→ WORK TO COMPLETE: Type every record exactly as it appears.

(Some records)
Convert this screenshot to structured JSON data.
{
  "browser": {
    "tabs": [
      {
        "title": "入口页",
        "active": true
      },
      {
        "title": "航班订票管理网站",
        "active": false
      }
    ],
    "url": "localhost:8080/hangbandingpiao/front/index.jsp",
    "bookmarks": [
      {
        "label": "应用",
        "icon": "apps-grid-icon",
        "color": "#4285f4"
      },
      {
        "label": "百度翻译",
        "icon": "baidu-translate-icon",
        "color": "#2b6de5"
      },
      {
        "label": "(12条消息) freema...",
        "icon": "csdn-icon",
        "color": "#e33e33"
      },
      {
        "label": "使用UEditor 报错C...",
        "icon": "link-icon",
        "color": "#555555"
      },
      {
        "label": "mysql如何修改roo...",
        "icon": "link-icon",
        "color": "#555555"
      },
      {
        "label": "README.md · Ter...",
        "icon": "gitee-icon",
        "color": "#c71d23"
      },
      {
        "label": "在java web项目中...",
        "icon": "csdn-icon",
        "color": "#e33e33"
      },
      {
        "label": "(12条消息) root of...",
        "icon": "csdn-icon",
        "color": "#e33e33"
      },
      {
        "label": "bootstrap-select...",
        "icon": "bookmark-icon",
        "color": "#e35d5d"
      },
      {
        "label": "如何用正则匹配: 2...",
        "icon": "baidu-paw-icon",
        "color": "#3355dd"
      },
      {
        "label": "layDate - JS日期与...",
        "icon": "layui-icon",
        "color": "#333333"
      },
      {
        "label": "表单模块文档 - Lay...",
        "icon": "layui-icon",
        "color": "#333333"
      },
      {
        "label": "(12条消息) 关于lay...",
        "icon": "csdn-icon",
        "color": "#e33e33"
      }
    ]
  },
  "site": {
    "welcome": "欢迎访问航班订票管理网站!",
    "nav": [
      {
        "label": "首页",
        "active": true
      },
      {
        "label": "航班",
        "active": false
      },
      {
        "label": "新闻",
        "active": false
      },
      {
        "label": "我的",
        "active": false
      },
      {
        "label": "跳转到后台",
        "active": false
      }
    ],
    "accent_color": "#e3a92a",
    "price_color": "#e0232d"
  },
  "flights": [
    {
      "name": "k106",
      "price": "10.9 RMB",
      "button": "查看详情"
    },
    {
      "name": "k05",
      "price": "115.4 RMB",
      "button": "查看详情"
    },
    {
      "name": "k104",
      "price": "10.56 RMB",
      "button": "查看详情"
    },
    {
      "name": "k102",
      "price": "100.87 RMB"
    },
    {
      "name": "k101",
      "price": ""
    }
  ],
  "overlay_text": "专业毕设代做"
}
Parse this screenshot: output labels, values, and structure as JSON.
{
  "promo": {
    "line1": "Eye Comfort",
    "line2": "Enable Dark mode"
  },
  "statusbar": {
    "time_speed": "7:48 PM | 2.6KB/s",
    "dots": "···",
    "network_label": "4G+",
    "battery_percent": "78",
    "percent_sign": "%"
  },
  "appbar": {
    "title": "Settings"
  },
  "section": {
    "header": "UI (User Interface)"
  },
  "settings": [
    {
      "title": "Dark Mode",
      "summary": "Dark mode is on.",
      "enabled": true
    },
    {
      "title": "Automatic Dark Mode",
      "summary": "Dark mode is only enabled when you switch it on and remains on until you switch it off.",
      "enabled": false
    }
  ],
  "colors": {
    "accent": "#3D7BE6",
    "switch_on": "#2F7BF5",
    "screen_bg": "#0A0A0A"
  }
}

→ OUTPUT FOR THIS TASK:
Convert this screenshot to structured JSON data.
{
  "browser": {
    "tabs": [
      {
        "title": "入口页",
        "active": true
      },
      {
        "title": "航班订票管理网站",
        "active": false
      }
    ],
    "url": "localhost:8080/hangbandingpiao/front/index.jsp",
    "bookmarks": [
      {
        "label": "应用",
        "icon": "apps-grid-icon",
        "color": "#4285f4"
      },
      {
        "label": "百度翻译",
        "icon": "baidu-translate-icon",
        "color": "#2b6de5"
      },
      {
        "label": "(12条消息) freema...",
        "icon": "csdn-icon",
        "color": "#e33e33"
      },
      {
        "label": "使用UEditor 报错C...",
        "icon": "link-icon",
        "color": "#555555"
      },
      {
        "label": "mysql如何修改roo...",
        "icon": "link-icon",
        "color": "#555555"
      },
      {
        "label": "README.md · Ter...",
        "icon": "gitee-icon",
        "color": "#c71d23"
      },
      {
        "label": "在java web项目中...",
        "icon": "csdn-icon",
        "color": "#e33e33"
      },
      {
        "label": "(12条消息) root of...",
        "icon": "csdn-icon",
        "color": "#e33e33"
      },
      {
        "label": "bootstrap-select...",
        "icon": "bookmark-icon",
        "color": "#e35d5d"
      },
      {
        "label": "如何用正则匹配: 2...",
        "icon": "baidu-paw-icon",
        "color": "#3355dd"
      },
      {
        "label": "layDate - JS日期与...",
        "icon": "layui-icon",
        "color": "#333333"
      },
      {
        "label": "表单模块文档 - Lay...",
        "icon": "layui-icon",
        "color": "#333333"
      },
      {
        "label": "(12条消息) 关于lay...",
        "icon": "csdn-icon",
        "color": "#e33e33"
      }
    ]
  },
  "site": {
    "welcome": "欢迎访问航班订票管理网站!",
    "nav": [
      {
        "label": "首页",
        "active": true
      },
      {
        "label": "航班",
        "active": false
      },
      {
        "label": "新闻",
        "active": false
      },
      {
        "label": "我的",
        "active": false
      },
      {
        "label": "跳转到后台",
        "active": false
      }
    ],
    "accent_color": "#e3a92a",
    "price_color": "#e0232d"
  },
  "flights": [
    {
      "name": "k106",
      "price": "10.9 RMB",
      "button": "查看详情"
    },
    {
      "name": "k05",
      "price": "115.4 RMB",
      "button": "查看详情"
    },
    {
      "name": "k104",
      "price": "10.56 RMB",
      "button": "查看详情"
    },
    {
      "name": "k102",
      "price": "100.87 RMB"
    },
    {
      "name": "k101",
      "price": ""
    }
  ],
  "overlay_text": "专业毕设代做"
}
Parse this screenshot: output labels, values, and structure as JSON.
{
  "promo": {
    "line1": "Eye Comfort",
    "line2": "Enable Dark mode"
  },
  "statusbar": {
    "time_speed": "7:48 PM | 2.6KB/s",
    "dots": "···",
    "network_label": "4G+",
    "battery_percent": "78",
    "percent_sign": "%"
  },
  "appbar": {
    "title": "Settings"
  },
  "section": {
    "header": "UI (User Interface)"
  },
  "settings": [
    {
      "title": "Dark Mode",
      "summary": "Dark mode is on.",
      "enabled": true
    },
    {
      "title": "Automatic Dark Mode",
      "summary": "Dark mode is only enabled when you switch it on and remains on until you switch it off.",
      "enabled": false
    }
  ],
  "colors": {
    "accent": "#3D7BE6",
    "switch_on": "#2F7BF5",
    "screen_bg": "#0A0A0A"
  }
}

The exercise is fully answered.